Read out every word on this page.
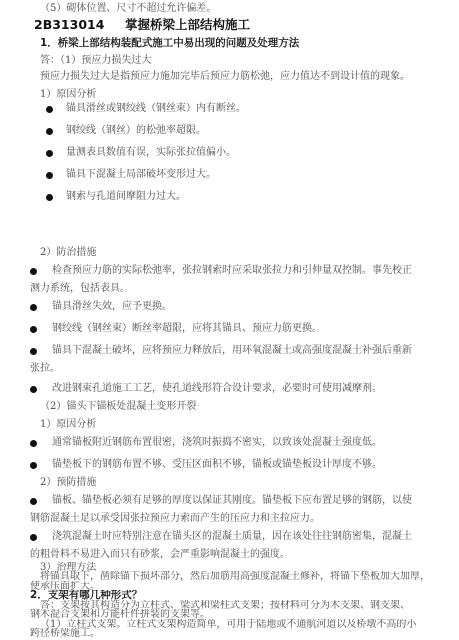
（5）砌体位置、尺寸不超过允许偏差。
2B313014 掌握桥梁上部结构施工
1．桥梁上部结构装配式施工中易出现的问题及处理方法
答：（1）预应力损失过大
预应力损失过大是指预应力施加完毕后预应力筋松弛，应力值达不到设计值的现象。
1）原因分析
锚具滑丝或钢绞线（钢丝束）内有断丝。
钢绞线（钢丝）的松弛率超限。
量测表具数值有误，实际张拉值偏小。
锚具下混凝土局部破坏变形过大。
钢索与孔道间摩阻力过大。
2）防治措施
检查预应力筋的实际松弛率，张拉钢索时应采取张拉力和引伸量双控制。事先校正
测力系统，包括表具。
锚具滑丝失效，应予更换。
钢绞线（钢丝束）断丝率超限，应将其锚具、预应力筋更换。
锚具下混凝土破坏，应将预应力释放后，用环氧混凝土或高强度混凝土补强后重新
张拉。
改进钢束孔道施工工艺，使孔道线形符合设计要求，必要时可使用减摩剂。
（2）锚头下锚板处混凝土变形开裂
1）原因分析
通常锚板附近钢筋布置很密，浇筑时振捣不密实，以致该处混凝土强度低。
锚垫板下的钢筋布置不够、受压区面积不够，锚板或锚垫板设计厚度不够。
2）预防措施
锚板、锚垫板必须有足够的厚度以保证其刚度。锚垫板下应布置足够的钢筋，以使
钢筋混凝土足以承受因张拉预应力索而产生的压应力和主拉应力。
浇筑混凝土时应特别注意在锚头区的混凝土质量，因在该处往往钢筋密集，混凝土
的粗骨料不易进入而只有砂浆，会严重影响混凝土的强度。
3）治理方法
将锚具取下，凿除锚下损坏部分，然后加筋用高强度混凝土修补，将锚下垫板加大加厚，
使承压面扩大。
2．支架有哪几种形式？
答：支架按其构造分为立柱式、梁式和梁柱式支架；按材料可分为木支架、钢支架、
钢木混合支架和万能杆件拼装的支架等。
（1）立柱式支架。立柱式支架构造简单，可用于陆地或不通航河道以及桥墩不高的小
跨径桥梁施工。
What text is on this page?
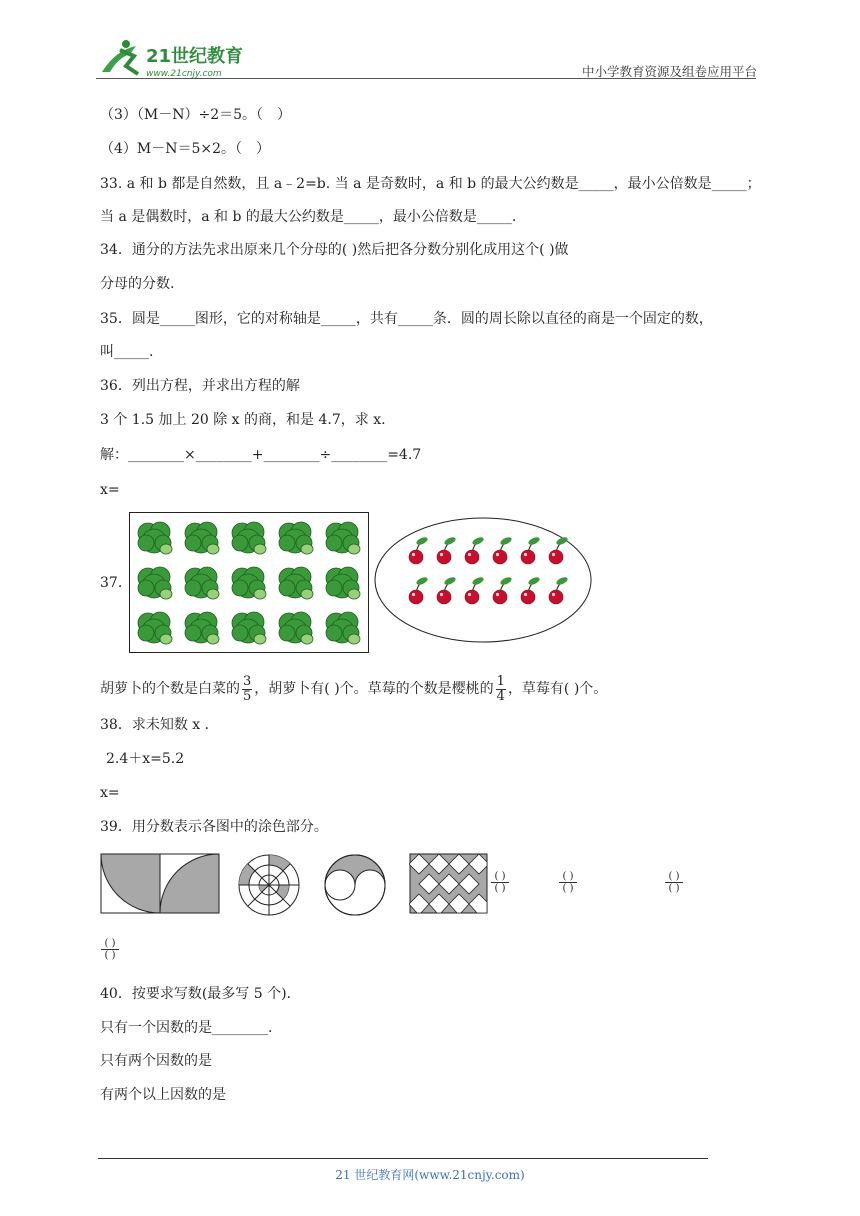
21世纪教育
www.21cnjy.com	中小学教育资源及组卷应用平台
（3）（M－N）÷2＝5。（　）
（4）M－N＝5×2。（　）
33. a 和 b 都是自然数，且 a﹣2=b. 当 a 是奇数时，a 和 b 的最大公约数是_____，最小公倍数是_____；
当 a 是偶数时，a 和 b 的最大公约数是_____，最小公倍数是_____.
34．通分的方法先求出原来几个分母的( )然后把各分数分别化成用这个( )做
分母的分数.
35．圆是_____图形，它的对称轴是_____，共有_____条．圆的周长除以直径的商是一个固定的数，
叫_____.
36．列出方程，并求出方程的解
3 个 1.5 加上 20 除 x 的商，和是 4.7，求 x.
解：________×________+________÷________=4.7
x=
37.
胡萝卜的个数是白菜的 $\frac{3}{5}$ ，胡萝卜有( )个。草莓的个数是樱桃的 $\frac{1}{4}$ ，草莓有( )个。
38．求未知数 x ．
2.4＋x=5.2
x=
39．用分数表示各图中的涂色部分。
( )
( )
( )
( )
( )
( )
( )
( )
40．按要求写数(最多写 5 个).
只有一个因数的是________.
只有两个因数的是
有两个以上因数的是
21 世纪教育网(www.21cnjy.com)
:::::
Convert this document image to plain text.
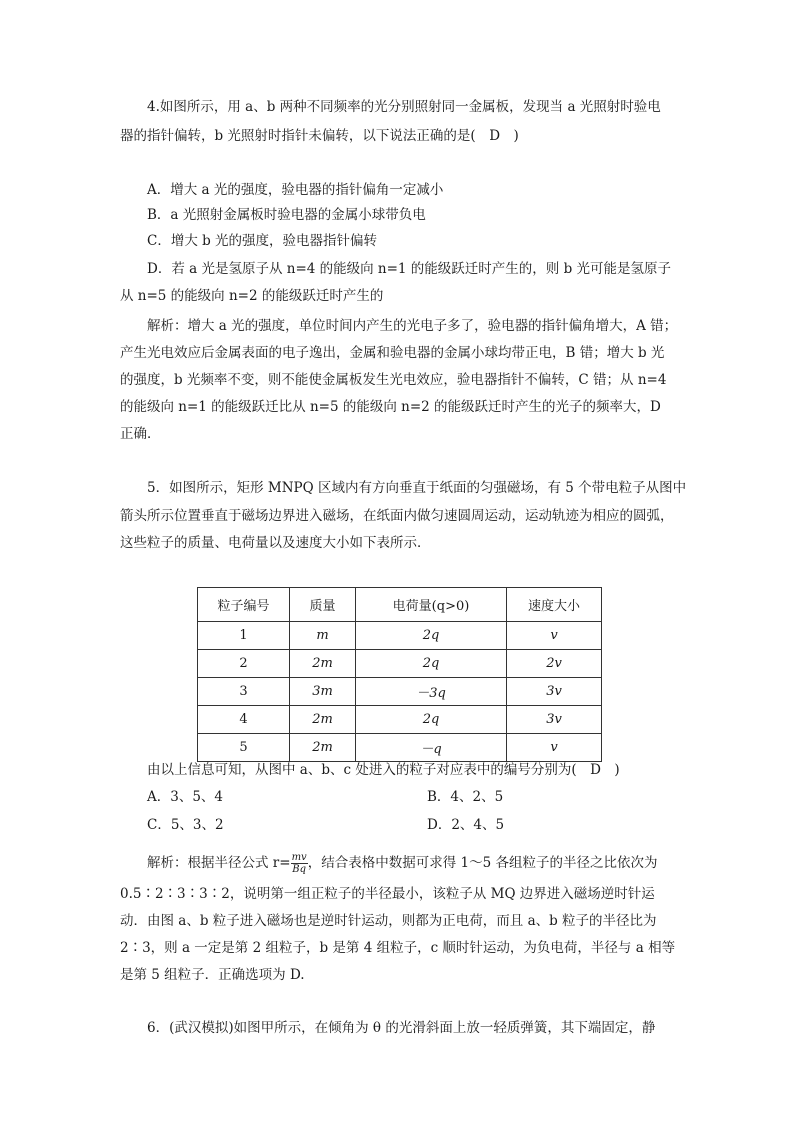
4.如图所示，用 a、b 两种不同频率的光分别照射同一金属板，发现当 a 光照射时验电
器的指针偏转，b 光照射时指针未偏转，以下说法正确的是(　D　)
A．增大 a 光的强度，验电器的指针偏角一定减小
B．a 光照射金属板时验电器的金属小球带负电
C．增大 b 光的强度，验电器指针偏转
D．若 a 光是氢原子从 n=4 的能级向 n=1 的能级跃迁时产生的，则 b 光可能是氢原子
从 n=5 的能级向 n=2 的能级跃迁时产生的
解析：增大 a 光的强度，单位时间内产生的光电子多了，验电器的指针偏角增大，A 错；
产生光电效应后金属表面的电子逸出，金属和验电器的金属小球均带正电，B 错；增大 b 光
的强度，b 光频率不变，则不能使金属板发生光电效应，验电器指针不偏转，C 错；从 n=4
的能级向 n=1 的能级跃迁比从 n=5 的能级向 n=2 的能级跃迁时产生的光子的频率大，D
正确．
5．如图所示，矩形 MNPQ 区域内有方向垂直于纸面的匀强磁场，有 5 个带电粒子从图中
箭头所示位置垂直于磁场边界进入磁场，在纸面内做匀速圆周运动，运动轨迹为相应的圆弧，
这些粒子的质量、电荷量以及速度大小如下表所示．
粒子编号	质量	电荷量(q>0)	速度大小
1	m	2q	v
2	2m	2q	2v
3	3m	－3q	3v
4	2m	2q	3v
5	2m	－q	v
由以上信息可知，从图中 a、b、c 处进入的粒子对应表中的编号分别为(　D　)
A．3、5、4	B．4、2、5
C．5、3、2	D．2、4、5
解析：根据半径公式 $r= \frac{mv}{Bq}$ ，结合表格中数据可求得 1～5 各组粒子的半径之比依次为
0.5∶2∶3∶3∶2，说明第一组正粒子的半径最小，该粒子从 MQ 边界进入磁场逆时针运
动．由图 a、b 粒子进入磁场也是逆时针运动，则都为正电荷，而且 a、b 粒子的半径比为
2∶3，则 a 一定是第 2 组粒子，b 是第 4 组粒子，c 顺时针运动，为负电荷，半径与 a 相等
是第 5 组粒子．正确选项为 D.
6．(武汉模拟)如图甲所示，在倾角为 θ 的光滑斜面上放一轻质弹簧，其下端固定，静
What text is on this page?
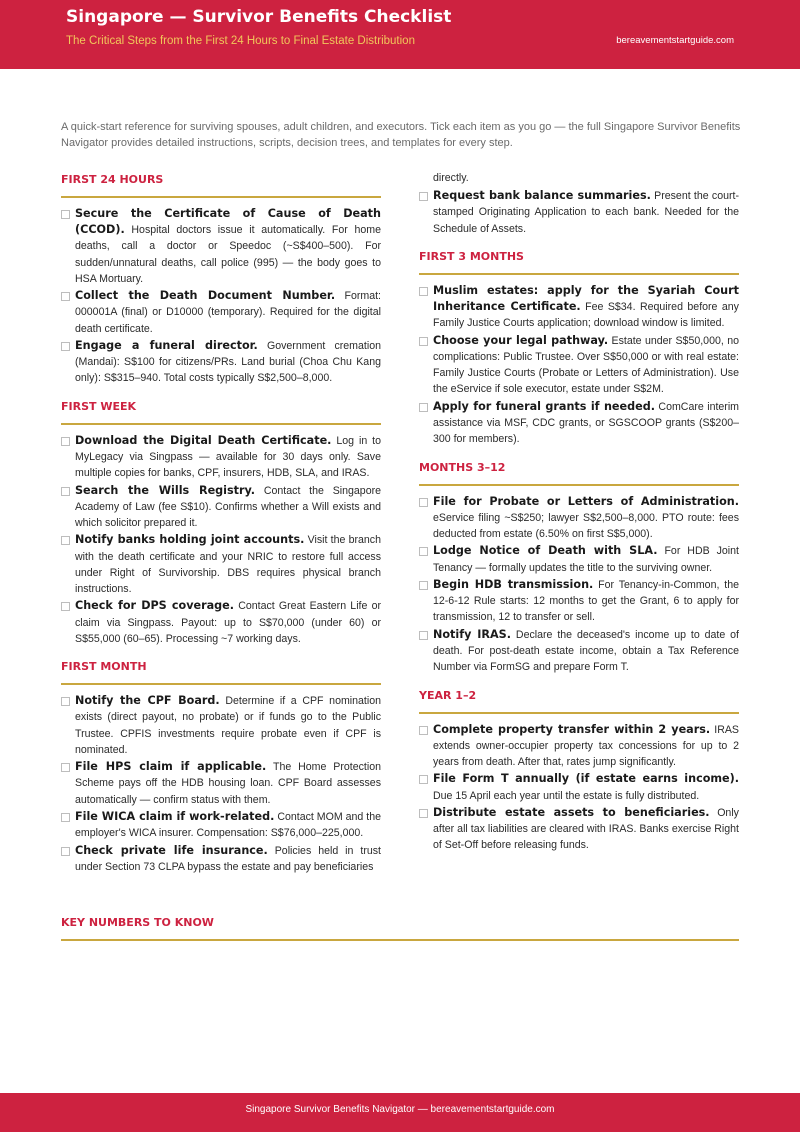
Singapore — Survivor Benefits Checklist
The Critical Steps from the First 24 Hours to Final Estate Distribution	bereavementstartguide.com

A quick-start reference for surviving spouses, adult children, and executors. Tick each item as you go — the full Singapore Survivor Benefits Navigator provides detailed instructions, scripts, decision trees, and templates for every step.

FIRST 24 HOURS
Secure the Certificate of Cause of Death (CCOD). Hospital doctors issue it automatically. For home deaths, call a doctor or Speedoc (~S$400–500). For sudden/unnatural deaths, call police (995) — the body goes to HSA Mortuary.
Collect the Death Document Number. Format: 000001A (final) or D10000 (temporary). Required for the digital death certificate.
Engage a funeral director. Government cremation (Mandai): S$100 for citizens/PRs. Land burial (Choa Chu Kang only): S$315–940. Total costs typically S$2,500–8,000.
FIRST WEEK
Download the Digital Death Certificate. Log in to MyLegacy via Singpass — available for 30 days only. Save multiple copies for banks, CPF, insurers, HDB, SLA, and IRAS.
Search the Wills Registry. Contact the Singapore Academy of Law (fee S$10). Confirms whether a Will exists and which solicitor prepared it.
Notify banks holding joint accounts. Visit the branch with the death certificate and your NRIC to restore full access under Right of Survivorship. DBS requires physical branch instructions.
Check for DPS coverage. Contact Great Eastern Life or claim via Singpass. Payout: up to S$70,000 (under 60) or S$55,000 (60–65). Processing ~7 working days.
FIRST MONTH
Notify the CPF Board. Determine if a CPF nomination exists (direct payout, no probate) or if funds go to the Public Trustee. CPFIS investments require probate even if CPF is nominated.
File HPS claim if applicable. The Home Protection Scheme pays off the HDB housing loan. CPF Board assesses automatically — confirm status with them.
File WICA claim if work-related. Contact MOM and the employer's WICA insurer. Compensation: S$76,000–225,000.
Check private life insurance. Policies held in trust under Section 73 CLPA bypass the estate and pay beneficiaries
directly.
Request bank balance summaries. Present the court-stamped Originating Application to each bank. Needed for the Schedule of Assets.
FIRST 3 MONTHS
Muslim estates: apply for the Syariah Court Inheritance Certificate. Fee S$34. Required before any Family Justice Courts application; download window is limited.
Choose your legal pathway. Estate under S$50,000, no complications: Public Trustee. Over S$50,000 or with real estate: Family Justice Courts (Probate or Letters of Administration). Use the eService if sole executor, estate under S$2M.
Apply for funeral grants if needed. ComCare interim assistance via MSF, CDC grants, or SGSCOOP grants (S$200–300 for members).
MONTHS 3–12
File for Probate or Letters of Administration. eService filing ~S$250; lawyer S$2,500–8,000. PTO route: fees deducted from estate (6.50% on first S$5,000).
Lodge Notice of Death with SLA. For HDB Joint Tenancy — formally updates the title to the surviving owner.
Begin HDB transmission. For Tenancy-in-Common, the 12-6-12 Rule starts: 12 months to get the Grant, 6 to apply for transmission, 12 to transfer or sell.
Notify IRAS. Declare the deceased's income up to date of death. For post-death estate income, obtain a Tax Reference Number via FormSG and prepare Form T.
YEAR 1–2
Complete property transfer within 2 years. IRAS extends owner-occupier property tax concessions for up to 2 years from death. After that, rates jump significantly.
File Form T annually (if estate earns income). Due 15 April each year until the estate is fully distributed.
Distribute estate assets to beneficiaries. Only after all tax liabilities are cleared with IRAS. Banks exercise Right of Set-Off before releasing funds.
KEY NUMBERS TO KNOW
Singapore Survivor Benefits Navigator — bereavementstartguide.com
:::::
Scan the listing above and copy all lines containing the word "Board".

Notify the CPF Board. Determine if a CPF nomination exists (direct payout, no probate) or if funds go to the Public Trustee. CPFIS investments require probate even if CPF is nominated.
File HPS claim if applicable. The Home Protection Scheme pays off the HDB housing loan. CPF Board assesses automatically — confirm status with them.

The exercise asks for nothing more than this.